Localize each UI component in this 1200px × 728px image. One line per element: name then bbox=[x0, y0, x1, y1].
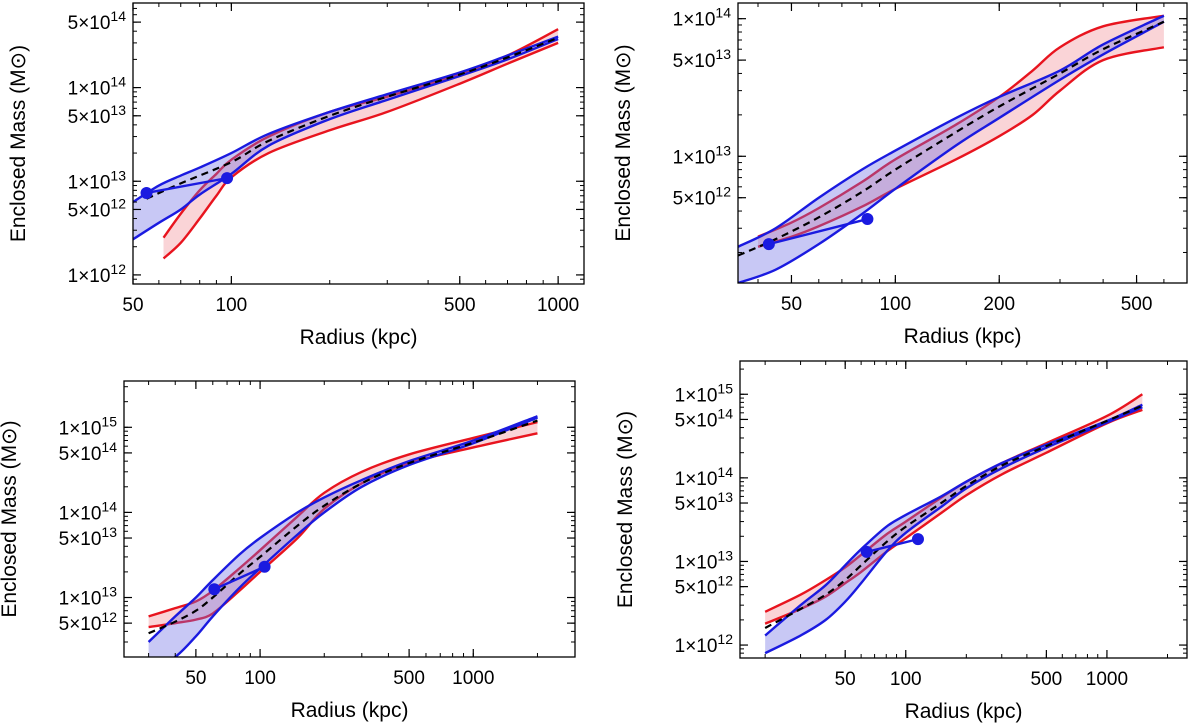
x-tick-label: 1000 bbox=[1086, 669, 1128, 690]
plot-frame bbox=[132, 2, 585, 285]
y-tick-label: 5×1012 bbox=[68, 195, 127, 221]
x-tick-label: 200 bbox=[983, 294, 1015, 315]
blue-band-lower-line bbox=[133, 37, 559, 241]
plot-area bbox=[133, 28, 559, 260]
y-tick-label: 5×1013 bbox=[675, 489, 734, 515]
data-point-2 bbox=[911, 533, 924, 546]
blue-band-upper-line bbox=[764, 403, 1143, 637]
x-axis-label: Radius (kpc) bbox=[291, 699, 409, 722]
y-axis-label: Enclosed Mass (M⊙) bbox=[612, 44, 635, 241]
blue-band-fill bbox=[148, 416, 538, 657]
y-tick-label: 1×1013 bbox=[59, 584, 118, 610]
y-tick-label: 1×1013 bbox=[68, 167, 127, 193]
x-axis-label: Radius (kpc) bbox=[904, 325, 1022, 348]
y-axis-label: Enclosed Mass (M⊙) bbox=[7, 45, 30, 242]
chart-panel-2: 50 100 200 500 5×1012 1×1013 5×1013 1×1014 Radiu… bbox=[612, 2, 1188, 348]
points-connector bbox=[768, 217, 868, 246]
data-point-2 bbox=[258, 560, 271, 573]
x-axis-label: Radius (kpc) bbox=[300, 326, 418, 349]
y-tick-label: 5×1014 bbox=[675, 405, 734, 431]
x-tick-label: 100 bbox=[890, 669, 922, 690]
y-tick-label: 1×1014 bbox=[675, 464, 734, 490]
y-tick-label: 5×1013 bbox=[673, 46, 732, 72]
blue-band-fill bbox=[765, 404, 1143, 654]
y-tick-label: 1×1012 bbox=[675, 631, 734, 657]
plot-area bbox=[764, 393, 1143, 655]
x-tick-label: 1000 bbox=[452, 668, 494, 689]
x-tick-label: 50 bbox=[122, 295, 143, 316]
y-tick-label: 1×1012 bbox=[68, 261, 127, 287]
x-tick-label: 50 bbox=[781, 294, 802, 315]
y-tick-label: 1×1014 bbox=[673, 5, 732, 31]
red-band-lower-line bbox=[757, 46, 1165, 248]
red-band-lower-line bbox=[162, 41, 559, 260]
blue-band-upper-line bbox=[147, 415, 538, 643]
red-band-upper-line bbox=[757, 14, 1165, 238]
y-tick-label: 5×1013 bbox=[68, 102, 127, 128]
points-connector bbox=[146, 176, 228, 195]
y-tick-label: 5×1012 bbox=[59, 609, 118, 635]
chart-panel-4: 50 100 500 10001×10125×10121×10135×10131×10… bbox=[614, 360, 1188, 723]
median-dashed-line bbox=[146, 36, 559, 200]
y-tick-label: 5×1013 bbox=[59, 524, 118, 550]
median-dashed-line bbox=[764, 404, 1143, 629]
y-axis-label: Enclosed Mass (M⊙) bbox=[0, 420, 21, 617]
median-dashed-line bbox=[148, 419, 538, 635]
x-tick-label: 50 bbox=[185, 668, 206, 689]
plot-frame bbox=[737, 2, 1188, 284]
blue-band-upper-line bbox=[133, 35, 559, 204]
data-point-1 bbox=[140, 186, 153, 199]
plot-frame bbox=[123, 380, 576, 658]
y-tick-label: 1×1015 bbox=[675, 380, 734, 406]
x-tick-label: 500 bbox=[444, 295, 476, 316]
y-tick-label: 5×1012 bbox=[673, 184, 732, 210]
median-dashed-line bbox=[738, 20, 1165, 257]
x-tick-label: 100 bbox=[244, 668, 276, 689]
x-axis-label: Radius (kpc) bbox=[905, 700, 1023, 723]
x-tick-label: 50 bbox=[835, 669, 856, 690]
data-point-1 bbox=[762, 238, 775, 251]
points-connector bbox=[213, 565, 266, 591]
x-tick-label: 100 bbox=[879, 294, 911, 315]
data-point-1 bbox=[208, 583, 221, 596]
y-axis-label: Enclosed Mass (M⊙) bbox=[614, 411, 637, 608]
plot-frame bbox=[739, 360, 1188, 659]
y-tick-label: 5×1012 bbox=[675, 573, 734, 599]
red-band-upper-line bbox=[764, 393, 1143, 613]
data-point-1 bbox=[860, 545, 873, 558]
blue-band-fill bbox=[738, 15, 1164, 283]
points-connector bbox=[866, 537, 919, 554]
y-tick-label: 1×1013 bbox=[675, 547, 734, 573]
x-tick-label: 1000 bbox=[537, 295, 579, 316]
plot-area bbox=[147, 415, 538, 657]
blue-band-upper-line bbox=[738, 14, 1165, 248]
x-tick-label: 500 bbox=[393, 668, 425, 689]
y-tick-label: 1×1015 bbox=[59, 413, 118, 439]
red-band-fill bbox=[758, 15, 1164, 247]
y-tick-label: 5×1014 bbox=[59, 439, 118, 465]
plot-area bbox=[738, 14, 1165, 283]
x-tick-label: 100 bbox=[216, 295, 248, 316]
blue-band-lower-line bbox=[738, 20, 1165, 283]
data-point-2 bbox=[861, 213, 874, 226]
y-tick-label: 5×1014 bbox=[68, 8, 127, 34]
y-tick-label: 1×1014 bbox=[59, 498, 118, 524]
x-tick-label: 500 bbox=[1121, 294, 1153, 315]
y-tick-label: 1×1013 bbox=[673, 142, 732, 168]
blue-band-lower-line bbox=[173, 416, 538, 657]
blue-band-lower-line bbox=[764, 406, 1143, 655]
red-band-lower-line bbox=[764, 408, 1143, 625]
x-tick-label: 500 bbox=[1031, 669, 1063, 690]
red-band-upper-line bbox=[148, 420, 538, 618]
y-tick-label: 1×1014 bbox=[68, 74, 127, 100]
data-point-2 bbox=[221, 172, 234, 185]
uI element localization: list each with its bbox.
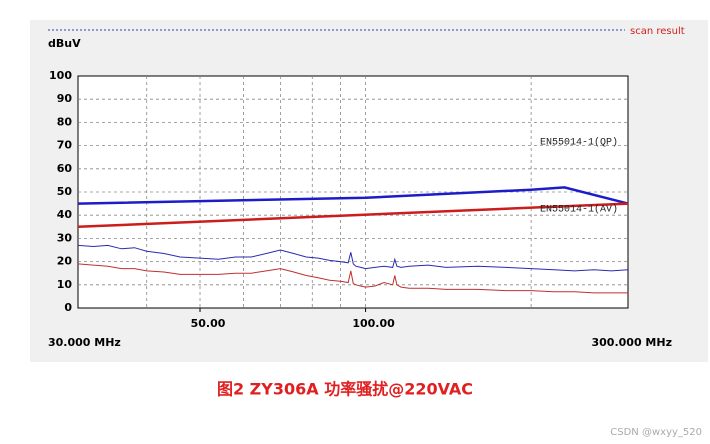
series-line bbox=[77, 263, 628, 294]
series-line bbox=[77, 202, 629, 229]
x-end-label: 300.000 MHz bbox=[592, 336, 673, 349]
y-tick-label: 80 bbox=[57, 115, 73, 128]
x-tick-label: 50.00 bbox=[191, 317, 226, 330]
y-tick-label: 30 bbox=[57, 231, 73, 244]
x-start-label: 30.000 MHz bbox=[48, 336, 121, 349]
y-axis-label: dBuV bbox=[48, 37, 81, 50]
watermark: CSDN @wxyy_520 bbox=[610, 427, 702, 438]
y-tick-label: 40 bbox=[57, 208, 73, 221]
plot-area bbox=[77, 75, 629, 309]
y-tick-label: 50 bbox=[57, 185, 73, 198]
series-line bbox=[77, 244, 629, 272]
y-tick-label: 100 bbox=[49, 69, 72, 82]
y-tick-label: 0 bbox=[64, 301, 72, 314]
x-tick-label: 100.00 bbox=[352, 317, 395, 330]
header: scan result bbox=[630, 26, 685, 37]
line-annotation: EN55014-1(AV) bbox=[540, 204, 618, 216]
y-tick-label: 90 bbox=[57, 92, 73, 105]
y-tick-label: 60 bbox=[57, 162, 73, 175]
line-annotation: EN55014-1(QP) bbox=[540, 137, 618, 149]
y-tick-label: 10 bbox=[57, 278, 73, 291]
y-tick-label: 20 bbox=[57, 255, 73, 268]
caption: 图2 ZY306A 功率骚扰@220VAC bbox=[217, 380, 473, 399]
y-tick-label: 70 bbox=[57, 139, 73, 152]
series-line bbox=[77, 186, 629, 205]
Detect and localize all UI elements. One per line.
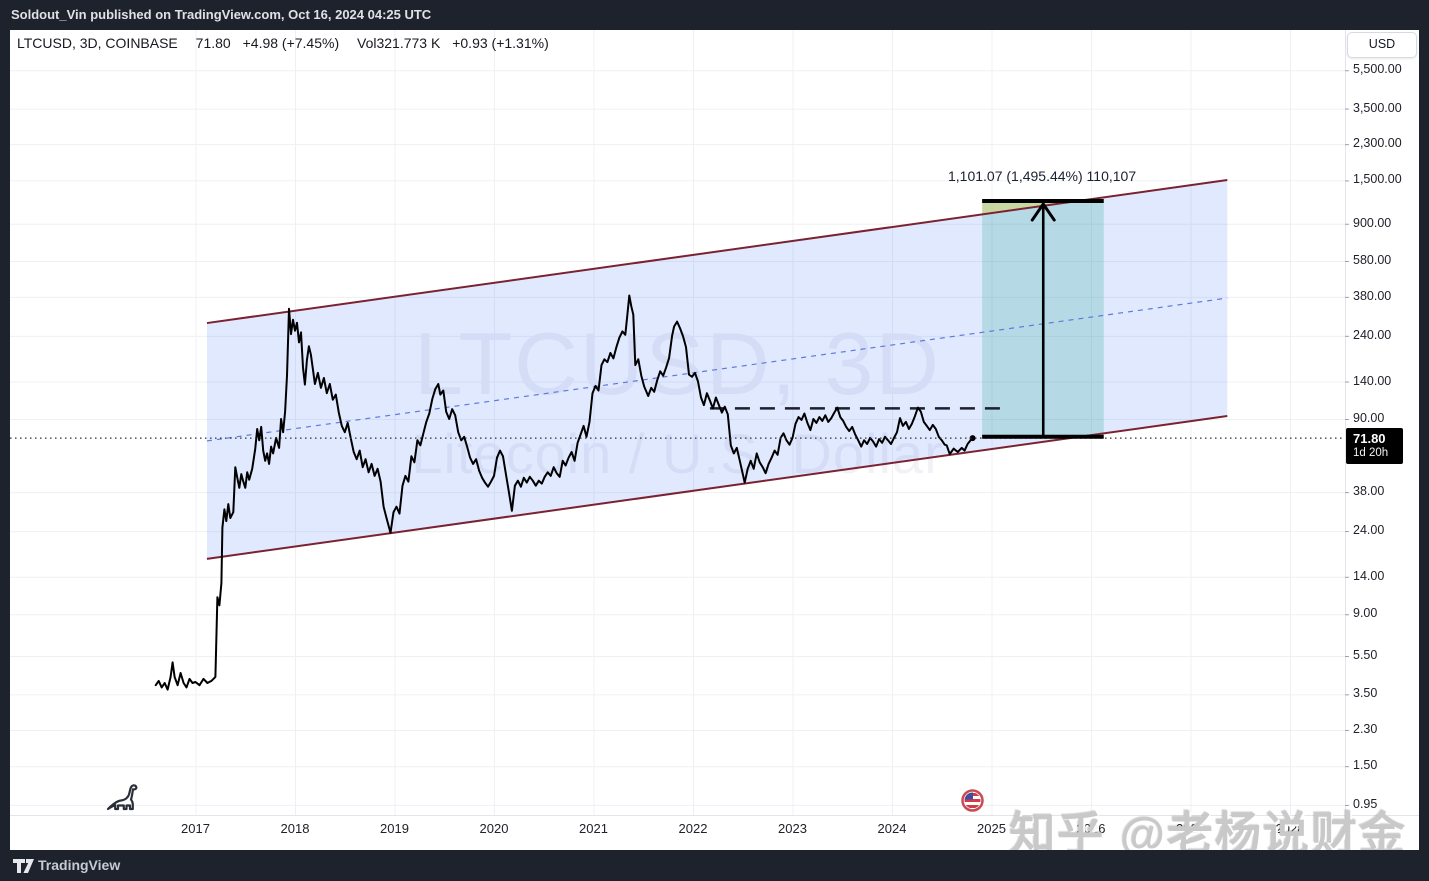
price-axis-label: 2.30 (1353, 721, 1378, 736)
price-axis-label: 14.00 (1353, 568, 1385, 583)
time-axis-label: 2025 (977, 821, 1006, 836)
chart-canvas[interactable] (10, 30, 1345, 815)
price-axis-label: 24.00 (1353, 523, 1385, 538)
last-price-value: 71.80 (1353, 431, 1386, 446)
price-axis-label: 2,300.00 (1353, 136, 1402, 151)
price-axis-label: 140.00 (1353, 373, 1392, 388)
legend-volume-value: 321.773 K (376, 35, 441, 51)
price-axis-label: 5,500.00 (1353, 62, 1402, 77)
time-axis-label: 2021 (579, 821, 608, 836)
publisher-text: Soldout_Vin published on TradingView.com… (11, 7, 432, 22)
time-axis-label: 2024 (877, 821, 907, 836)
price-axis-label: 9.00 (1353, 606, 1378, 621)
time-axis-label: 2017 (181, 821, 210, 836)
last-price-badge: 71.80 1d 20h (1346, 428, 1403, 464)
time-axis-label: 2018 (280, 821, 310, 836)
time-axis-label: 2022 (678, 821, 708, 836)
bar-close-countdown: 1d 20h (1353, 447, 1389, 459)
price-axis-label: 38.00 (1353, 484, 1385, 499)
legend-volume-label: Vol (357, 35, 377, 51)
price-axis-label: 0.95 (1353, 796, 1378, 811)
time-axis-label: 2019 (380, 821, 409, 836)
brand-bottombar: TradingView (0, 850, 1429, 881)
time-axis-label: 2023 (778, 821, 807, 836)
legend-last-price: 71.80 (195, 35, 231, 51)
price-axis-label: 240.00 (1353, 327, 1392, 342)
time-axis-label: 2027 (1176, 821, 1205, 836)
publisher-topbar: Soldout_Vin published on TradingView.com… (0, 0, 1429, 30)
price-axis-label: 900.00 (1353, 215, 1392, 230)
legend: LTCUSD, 3D, COINBASE 71.80 +4.98 (+7.45%… (17, 35, 549, 51)
price-axis-label: 90.00 (1353, 411, 1385, 425)
price-axis-label: 580.00 (1353, 252, 1392, 267)
price-axis-label: 3,500.00 (1353, 100, 1402, 115)
time-axis-label: 2026 (1076, 821, 1106, 836)
price-axis-label: 1,500.00 (1353, 172, 1402, 187)
legend-change: +4.98 (+7.45%) (242, 35, 340, 51)
tradingview-logo-icon[interactable] (13, 858, 35, 874)
time-axis-label: 2020 (479, 821, 509, 836)
price-axis-label: 5.50 (1353, 648, 1378, 663)
price-axis-label: 3.50 (1353, 686, 1378, 701)
legend-symbol[interactable]: LTCUSD, 3D, COINBASE (17, 35, 178, 51)
currency-button[interactable]: USD (1347, 32, 1417, 58)
time-axis-label: 2028 (1275, 821, 1305, 836)
price-axis-label: 1.50 (1353, 758, 1378, 773)
price-axis-label: 380.00 (1353, 288, 1392, 303)
legend-volume-change: +0.93 (+1.31%) (452, 35, 549, 51)
price-target-annotation: 1,101.07 (1,495.44%) 110,107 (948, 168, 1137, 184)
tradingview-logo-text[interactable]: TradingView (38, 857, 121, 873)
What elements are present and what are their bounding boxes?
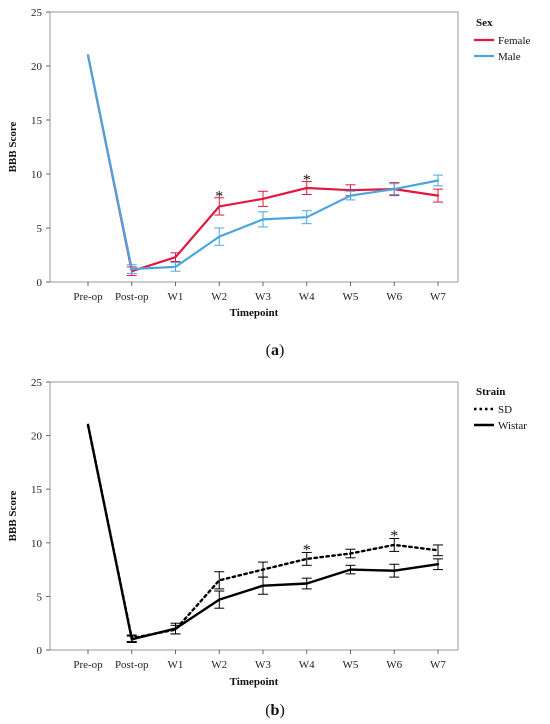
y-tick-label: 0 [37, 645, 43, 657]
y-axis-label: BBB Score [7, 121, 19, 172]
x-tick-label: W1 [168, 659, 184, 671]
x-tick-label: W7 [430, 291, 446, 303]
x-tick-label: W3 [255, 659, 271, 671]
legend-title: Sex [476, 17, 493, 29]
y-tick-label: 25 [31, 7, 43, 19]
panel-label: (a) [266, 342, 285, 359]
plot-frame [49, 381, 459, 651]
x-axis-label: Timepoint [230, 307, 279, 319]
y-tick-label: 5 [37, 591, 43, 603]
x-tick-label: W1 [168, 291, 184, 303]
series-line-female [86, 54, 440, 273]
y-tick-label: 15 [31, 115, 43, 127]
significance-marker: * [390, 528, 398, 545]
chart-b: 0 5 10 15 20 25 Pre-op Post-op W1 W2 W3 W4 W5 W6 W7 Tim… [7, 377, 527, 719]
x-tick-label: W4 [299, 659, 315, 671]
y-tick-label: 10 [31, 169, 43, 181]
legend-label-sd: SD [498, 404, 512, 416]
x-tick-label: Pre-op [73, 291, 103, 303]
x-tick-label: Post-op [115, 291, 149, 303]
significance-marker: * [303, 172, 311, 189]
y-tick-label: 25 [31, 377, 43, 389]
series-line-sd [86, 423, 440, 640]
panel-label: (b) [265, 702, 285, 719]
x-tick-label: Pre-op [73, 659, 103, 671]
y-tick-label: 0 [37, 277, 43, 289]
series-line-male [86, 54, 440, 271]
legend-label-wistar: Wistar [498, 420, 527, 432]
y-tick-label: 5 [37, 223, 43, 235]
x-tick-label: W2 [211, 291, 227, 303]
x-tick-label: W5 [343, 291, 359, 303]
x-tick-label: W6 [386, 291, 402, 303]
legend-label-male: Male [498, 51, 521, 63]
y-tick-label: 15 [31, 484, 43, 496]
x-tick-label: W4 [299, 291, 315, 303]
x-axis-label: Timepoint [230, 676, 279, 688]
y-tick-label: 20 [31, 61, 43, 73]
series-line-wistar [86, 423, 440, 641]
x-tick-label: W7 [430, 659, 446, 671]
x-tick-label: W3 [255, 291, 271, 303]
x-tick-label: Post-op [115, 659, 149, 671]
x-tick-label: W6 [386, 659, 402, 671]
significance-marker: * [215, 188, 223, 205]
legend-label-female: Female [498, 35, 530, 47]
x-tick-label: W2 [211, 659, 227, 671]
chart-a: 0 5 10 15 20 25 Pre-op Post-op W1 W2 W3 W4 W5 W6 W7 Tim… [7, 7, 530, 359]
legend-title: Strain [476, 386, 505, 398]
y-tick-label: 10 [31, 538, 43, 550]
plot-frame [49, 11, 459, 283]
significance-marker: * [303, 542, 311, 559]
y-axis-label: BBB Score [7, 490, 19, 541]
y-tick-label: 20 [31, 431, 43, 443]
x-tick-label: W5 [343, 659, 359, 671]
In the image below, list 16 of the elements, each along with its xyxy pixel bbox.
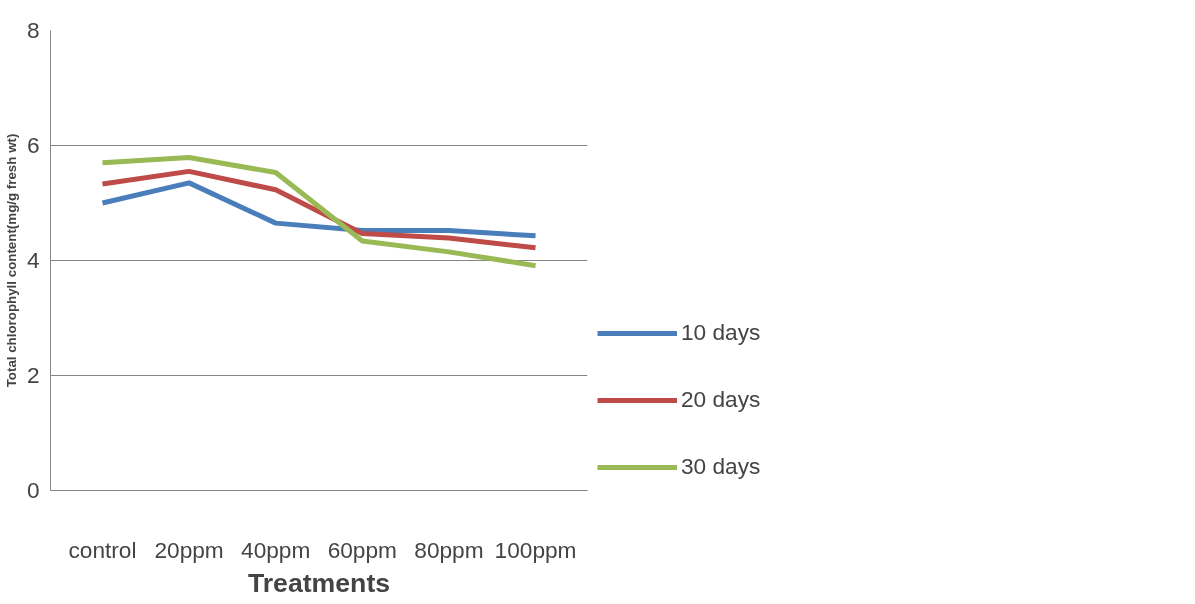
y-tick-label: 4 <box>26 247 40 273</box>
y-tick-label: 0 <box>26 477 40 503</box>
x-tick-label: control <box>68 536 137 563</box>
x-tick-label: 60ppm <box>327 536 397 563</box>
y-tick-label: 6 <box>26 132 40 158</box>
legend-label: 20 days <box>681 386 761 413</box>
legend-label: 10 days <box>681 319 761 346</box>
x-tick-label: 40ppm <box>241 536 311 563</box>
x-tick-label: 100ppm <box>494 536 577 563</box>
x-axis-title: Treatments <box>247 567 391 598</box>
y-tick-label: 8 <box>26 17 40 43</box>
y-axis-title: Total chlorophyll content(mg/g fresh wt) <box>3 133 19 388</box>
y-tick-label: 2 <box>26 362 40 388</box>
legend-label: 30 days <box>681 453 761 480</box>
x-tick-label: 20ppm <box>154 536 224 563</box>
x-tick-label: 80ppm <box>414 536 484 563</box>
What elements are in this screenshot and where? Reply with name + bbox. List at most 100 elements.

* * * * *

What is asked ▸ Please reproduce the stretch of records from the line containing "price-axis-label: 2.30 (1353, 721, 1378, 736)" through the line containing "legend-symbol[interactable]: LTCUSD, 3D, COINBASE", both included, exactly as they appear.

Written answer ▸
price-axis-label: 2.30 (1353, 721, 1378, 736)
price-axis-label: 14.00 (1353, 568, 1385, 583)
time-axis-label: 2025 (977, 821, 1006, 836)
chart-canvas[interactable] (10, 30, 1345, 815)
price-axis-label: 24.00 (1353, 523, 1385, 538)
last-price-value: 71.80 (1353, 431, 1386, 446)
price-axis-label: 2,300.00 (1353, 136, 1402, 151)
price-axis-label: 140.00 (1353, 373, 1392, 388)
legend-volume-value: 321.773 K (376, 35, 441, 51)
price-axis-label: 5,500.00 (1353, 62, 1402, 77)
time-axis-label: 2021 (579, 821, 608, 836)
publisher-text: Soldout_Vin published on TradingView.com… (11, 7, 432, 22)
time-axis-label: 2024 (877, 821, 907, 836)
price-axis-label: 9.00 (1353, 606, 1378, 621)
time-axis-label: 2017 (181, 821, 210, 836)
last-price-badge: 71.80 1d 20h (1346, 428, 1403, 464)
time-axis-label: 2018 (280, 821, 310, 836)
time-axis-label: 2022 (678, 821, 708, 836)
bar-close-countdown: 1d 20h (1353, 447, 1389, 459)
price-axis-label: 38.00 (1353, 484, 1385, 499)
legend-volume-label: Vol (357, 35, 377, 51)
price-axis-label: 0.95 (1353, 796, 1378, 811)
time-axis-label: 2019 (380, 821, 409, 836)
brand-bottombar: TradingView (0, 850, 1429, 881)
time-axis-label: 2023 (778, 821, 807, 836)
legend-last-price: 71.80 (195, 35, 231, 51)
price-axis-label: 240.00 (1353, 327, 1392, 342)
time-axis-label: 2027 (1176, 821, 1205, 836)
publisher-topbar: Soldout_Vin published on TradingView.com… (0, 0, 1429, 30)
price-axis-label: 900.00 (1353, 215, 1392, 230)
legend: LTCUSD, 3D, COINBASE 71.80 +4.98 (+7.45%… (17, 35, 549, 51)
price-axis-label: 90.00 (1353, 411, 1385, 425)
price-axis-label: 580.00 (1353, 252, 1392, 267)
price-axis-label: 3,500.00 (1353, 100, 1402, 115)
time-axis-label: 2026 (1076, 821, 1106, 836)
price-axis-label: 1,500.00 (1353, 172, 1402, 187)
legend-change: +4.98 (+7.45%) (242, 35, 340, 51)
tradingview-logo-icon[interactable] (13, 858, 35, 874)
time-axis-label: 2020 (479, 821, 509, 836)
price-axis-label: 5.50 (1353, 648, 1378, 663)
price-axis-label: 3.50 (1353, 686, 1378, 701)
legend-symbol[interactable]: LTCUSD, 3D, COINBASE (17, 35, 178, 51)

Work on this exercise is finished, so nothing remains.